What lines of the data include the string "Downloads"? Copy them all.

[Begin RECORDS PROVIDED]

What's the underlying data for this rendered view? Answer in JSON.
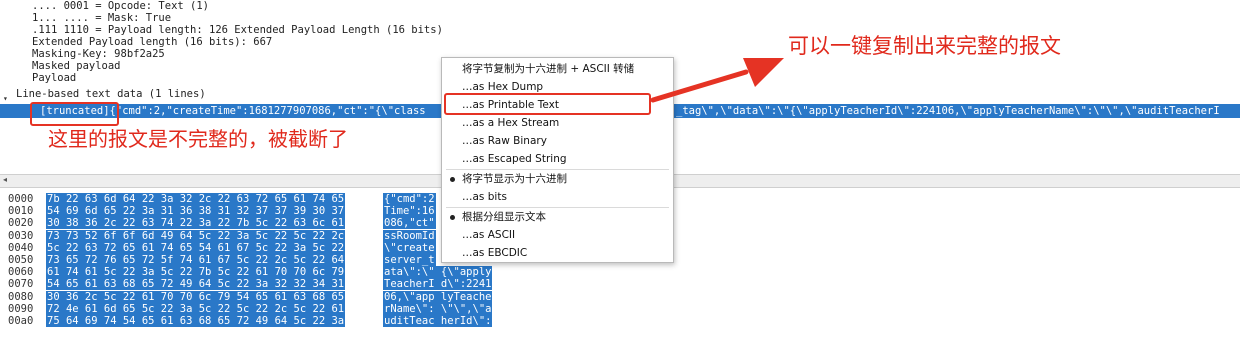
{
  "tree_lines": [
    ".... 0001 = Opcode: Text (1)",
    "1... .... = Mask: True",
    ".111 1110 = Payload length: 126 Extended Payload Length (16 bits)",
    "Extended Payload length (16 bits): 667",
    "Masking-Key: 98bf2a25",
    "Masked payload",
    "Payload"
  ],
  "line_based_header": "Line-based text data (1 lines)",
  "selected_row": {
    "truncated_tag": "[truncated]",
    "text": "{\"cmd\":2,\"createTime\":1681277907086,\"ct\":\"{\\\"class",
    "text_after_menu": "_tag\\\",\\\"data\\\":\\\"{\\\"applyTeacherId\\\":224106,\\\"applyTeacherName\\\":\\\"\\\",\\\"auditTeacherI"
  },
  "annotation_left": "这里的报文是不完整的，被截断了",
  "annotation_right": "可以一键复制出来完整的报文",
  "hex_rows": [
    {
      "offset": "0000",
      "hex": "7b 22 63 6d 64 22 3a 32  2c 22 63 72 65 61 74 65",
      "ascii": "{\"cmd\":2"
    },
    {
      "offset": "0010",
      "hex": "54 69 6d 65 22 3a 31 36  38 31 32 37 37 39 30 37",
      "ascii": "Time\":16"
    },
    {
      "offset": "0020",
      "hex": "30 38 36 2c 22 63 74 22  3a 22 7b 5c 22 63 6c 61",
      "ascii": "086,\"ct\""
    },
    {
      "offset": "0030",
      "hex": "73 73 52 6f 6f 6d 49 64  5c 22 3a 5c 22 5c 22 2c",
      "ascii": "ssRoomId"
    },
    {
      "offset": "0040",
      "hex": "5c 22 63 72 65 61 74 65  54 61 67 5c 22 3a 5c 22",
      "ascii": "\\\"create"
    },
    {
      "offset": "0050",
      "hex": "73 65 72 76 65 72 5f 74  61 67 5c 22 2c 5c 22 64",
      "ascii": "server_t"
    },
    {
      "offset": "0060",
      "hex": "61 74 61 5c 22 3a 5c 22  7b 5c 22 61 70 70 6c 79",
      "ascii": "ata\\\":\\\" {\\\"apply"
    },
    {
      "offset": "0070",
      "hex": "54 65 61 63 68 65 72 49  64 5c 22 3a 32 32 34 31",
      "ascii": "TeacherI d\\\":2241"
    },
    {
      "offset": "0080",
      "hex": "30 36 2c 5c 22 61 70 70  6c 79 54 65 61 63 68 65",
      "ascii": "06,\\\"app lyTeache"
    },
    {
      "offset": "0090",
      "hex": "72 4e 61 6d 65 5c 22 3a  5c 22 5c 22 2c 5c 22 61",
      "ascii": "rName\\\": \\\"\\\",\\\"a"
    },
    {
      "offset": "00a0",
      "hex": "75 64 69 74 54 65 61 63  68 65 72 49 64 5c 22 3a",
      "ascii": "uditTeac herId\\\":"
    }
  ],
  "context_menu": {
    "header_item": "将字节复制为十六进制 + ASCII 转储",
    "copy_items": [
      "…as Hex Dump",
      "…as Printable Text",
      "…as a Hex Stream",
      "…as Raw Binary",
      "…as Escaped String"
    ],
    "show_hex_item": "将字节显示为十六进制",
    "bits_item": "…as bits",
    "show_text_item": "根据分组显示文本",
    "text_items": [
      "…as ASCII",
      "…as EBCDIC"
    ]
  },
  "colors": {
    "selection": "#2a78c8",
    "annotation": "#e0291c"
  }
}
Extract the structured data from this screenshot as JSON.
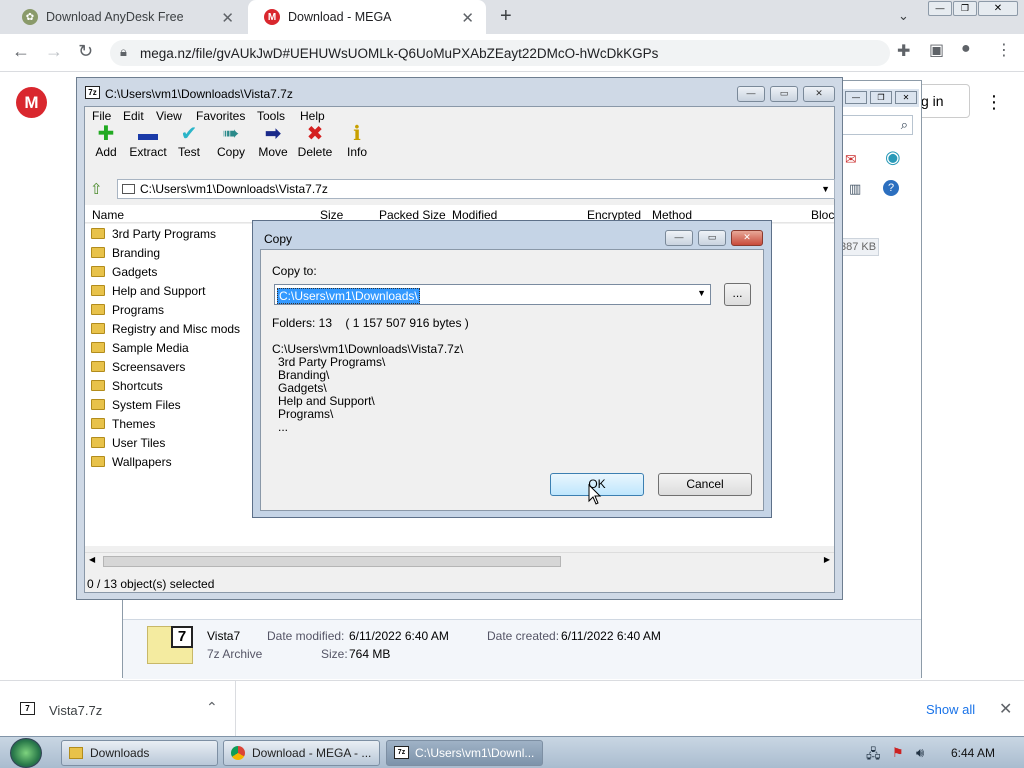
{
  "browser": {
    "tabs": [
      {
        "title": "Download AnyDesk Free",
        "favicon": "anydesk-icon"
      },
      {
        "title": "Download - MEGA",
        "favicon": "mega-icon"
      }
    ],
    "url": "mega.nz/file/gvAUkJwD#UEHUWsUOMLk-Q6UoMuPXAbZEayt22DMcO-hWcDkKGPs",
    "page_signin": "g in"
  },
  "zip": {
    "title": "C:\\Users\\vm1\\Downloads\\Vista7.7z",
    "menu": [
      "File",
      "Edit",
      "View",
      "Favorites",
      "Tools",
      "Help"
    ],
    "tools": [
      {
        "label": "Add",
        "icon": "plus-icon",
        "color": "#22aa22"
      },
      {
        "label": "Extract",
        "icon": "minus-icon",
        "color": "#1a3aa8"
      },
      {
        "label": "Test",
        "icon": "check-icon",
        "color": "#2bb5c8"
      },
      {
        "label": "Copy",
        "icon": "double-arrow-icon",
        "color": "#2a8a8a"
      },
      {
        "label": "Move",
        "icon": "arrow-right-icon",
        "color": "#1a2a8a"
      },
      {
        "label": "Delete",
        "icon": "x-icon",
        "color": "#d42020"
      },
      {
        "label": "Info",
        "icon": "info-icon",
        "color": "#c8a000"
      }
    ],
    "address": "C:\\Users\\vm1\\Downloads\\Vista7.7z",
    "columns": [
      "Name",
      "Size",
      "Packed Size",
      "Modified",
      "Encrypted",
      "Method",
      "Bloc"
    ],
    "folders": [
      "3rd Party Programs",
      "Branding",
      "Gadgets",
      "Help and Support",
      "Programs",
      "Registry and Misc mods",
      "Sample Media",
      "Screensavers",
      "Shortcuts",
      "System Files",
      "Themes",
      "User Tiles",
      "Wallpapers"
    ],
    "status": "0 / 13 object(s) selected"
  },
  "dialog": {
    "title": "Copy",
    "copy_to_label": "Copy to:",
    "copy_to_value": "C:\\Users\\vm1\\Downloads\\",
    "browse": "...",
    "folders_info": "Folders: 13    ( 1 157 507 916 bytes )",
    "path": "C:\\Users\\vm1\\Downloads\\Vista7.7z\\",
    "items": [
      "3rd Party Programs\\",
      "Branding\\",
      "Gadgets\\",
      "Help and Support\\",
      "Programs\\",
      "..."
    ],
    "ok": "OK",
    "cancel": "Cancel"
  },
  "explorer": {
    "size_badge": "387 KB",
    "file_name": "Vista7",
    "file_type": "7z Archive",
    "date_modified_label": "Date modified:",
    "date_modified": "6/11/2022 6:40 AM",
    "date_created_label": "Date created:",
    "date_created": "6/11/2022 6:40 AM",
    "size_label": "Size:",
    "size": "764 MB"
  },
  "shelf": {
    "file": "Vista7.7z",
    "show_all": "Show all"
  },
  "taskbar": {
    "items": [
      "Downloads",
      "Download - MEGA - ...",
      "C:\\Users\\vm1\\Downl..."
    ],
    "time": "6:44 AM"
  }
}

[End RECORDS PROVIDED]

-- REPLY --
    "title": "C:\\Users\\vm1\\Downloads\\Vista7.7z",
    "address": "C:\\Users\\vm1\\Downloads\\Vista7.7z",
    "copy_to_value": "C:\\Users\\vm1\\Downloads\\",
    "path": "C:\\Users\\vm1\\Downloads\\Vista7.7z\\",
      "Downloads",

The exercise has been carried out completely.